EXERCISE: Copy down all of the data underneath, exactly as shown.
-- -- --
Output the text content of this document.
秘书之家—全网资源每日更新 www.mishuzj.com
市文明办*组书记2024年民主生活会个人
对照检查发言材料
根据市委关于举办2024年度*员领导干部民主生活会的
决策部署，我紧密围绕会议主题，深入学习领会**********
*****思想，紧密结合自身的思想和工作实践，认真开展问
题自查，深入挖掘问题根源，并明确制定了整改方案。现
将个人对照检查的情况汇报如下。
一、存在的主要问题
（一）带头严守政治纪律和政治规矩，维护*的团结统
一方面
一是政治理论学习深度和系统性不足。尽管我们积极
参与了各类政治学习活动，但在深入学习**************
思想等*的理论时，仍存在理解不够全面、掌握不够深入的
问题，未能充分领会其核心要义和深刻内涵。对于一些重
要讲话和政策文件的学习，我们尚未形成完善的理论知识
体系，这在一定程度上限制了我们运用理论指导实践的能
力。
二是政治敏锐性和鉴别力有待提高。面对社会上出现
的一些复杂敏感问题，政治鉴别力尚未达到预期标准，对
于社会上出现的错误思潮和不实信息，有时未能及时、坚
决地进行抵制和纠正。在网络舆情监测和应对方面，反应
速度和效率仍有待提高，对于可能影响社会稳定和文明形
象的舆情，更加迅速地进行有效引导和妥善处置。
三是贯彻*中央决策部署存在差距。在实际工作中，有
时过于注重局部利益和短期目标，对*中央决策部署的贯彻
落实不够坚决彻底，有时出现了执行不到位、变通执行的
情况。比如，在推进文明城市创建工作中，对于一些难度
-- -- --
WRITTEN RESPONSE:
Output the text content of this document.
秘书之家—全网资源每日更新 www.mishuzj.com
市文明办*组书记2024年民主生活会个人
对照检查发言材料
根据市委关于举办2024年度*员领导干部民主生活会的
决策部署，我紧密围绕会议主题，深入学习领会**********
*****思想，紧密结合自身的思想和工作实践，认真开展问
题自查，深入挖掘问题根源，并明确制定了整改方案。现
将个人对照检查的情况汇报如下。
一、存在的主要问题
（一）带头严守政治纪律和政治规矩，维护*的团结统
一方面
一是政治理论学习深度和系统性不足。尽管我们积极
参与了各类政治学习活动，但在深入学习**************
思想等*的理论时，仍存在理解不够全面、掌握不够深入的
问题，未能充分领会其核心要义和深刻内涵。对于一些重
要讲话和政策文件的学习，我们尚未形成完善的理论知识
体系，这在一定程度上限制了我们运用理论指导实践的能
力。
二是政治敏锐性和鉴别力有待提高。面对社会上出现
的一些复杂敏感问题，政治鉴别力尚未达到预期标准，对
于社会上出现的错误思潮和不实信息，有时未能及时、坚
决地进行抵制和纠正。在网络舆情监测和应对方面，反应
速度和效率仍有待提高，对于可能影响社会稳定和文明形
象的舆情，更加迅速地进行有效引导和妥善处置。
三是贯彻*中央决策部署存在差距。在实际工作中，有
时过于注重局部利益和短期目标，对*中央决策部署的贯彻
落实不够坚决彻底，有时出现了执行不到位、变通执行的
情况。比如，在推进文明城市创建工作中，对于一些难度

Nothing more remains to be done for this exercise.